- Challenges -
a – In the upgrade notes, when does the "Automatic Upgrade" schedule run by default?
b – Continue the upgrade notes from their last sentence.

- Source text -
——————
The process to upgrade to this version uses a new Github branch strategy but will follow Terraform steps as usual - both updated in the AWS guide or Azure guideHowever, there are new variables and Terraform version updates required for this upgrade to work.  Please see the short list of changes required in the upgrade instructions here below 6.2.0. Upgrade directly to the latest patch of 6.2.x instead of 6.2.0 but follow the same instructions linked here.
The Cleanup process is now managed with a standard schedule with the name of "Cleanup" (name is case-sensitive).  This schedule name should never be changed. The schedule is defaulted to run every day at 12am UTC but users can adjust the day and time values as needed.
The Auto-Upgrade process is managed with a new standard schedule with the name of "Automatic Upgrade" (name is case-sensitive).  This schedule name should never be changed. This schedule is defaulted to run every Sunday at 12am UTC, but users can adjust the day and time values as needed to match the right upgrade window.
——————
- Dataset extract -
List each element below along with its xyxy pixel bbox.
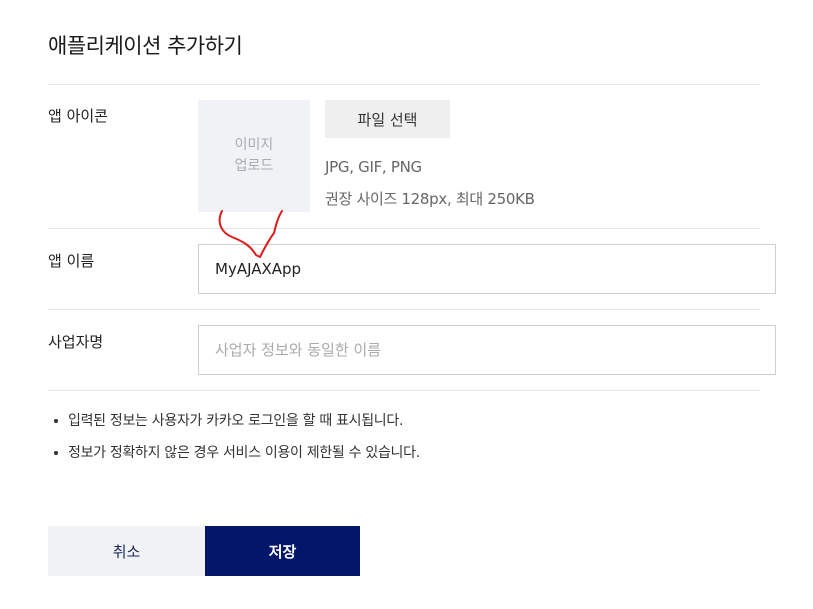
——————
- Responses to the exercise -
a – Every Sunday at 12am UTC.

b –
All meta monitor tables available in Databricks within the meta database will be changing names.  Any queries or notebooks referencing these tables should be updated to match the new table names. Please see the section Meta Monitor 2.0 and Cleanup for the new table names and locations.

Lowercase Conversion of Raw Attributes

As of the 6.0.0 release of DataForge, any new raw attributes ingested will be converted to lowercase column aliases.  Due to this change, yaml imports will not when promoting changes to sources with case sensitive changes from 6.1.x to 6.2.x.  This will continue to be the case moving forward for any sources created.  However, sources created before the 6.0.0 upgrade may now have a mix of casing in their raw attributes from ingesting with the "Force Case Sensitive" toggle turned off.

This version release will complete the conversion of all raw attribute column aliases to lowercase to enforce consistency.  If the exact same lowercase version of the column being converted already exists in a separate attribute column alias, then the new column alias after conversion will be appended with "_2".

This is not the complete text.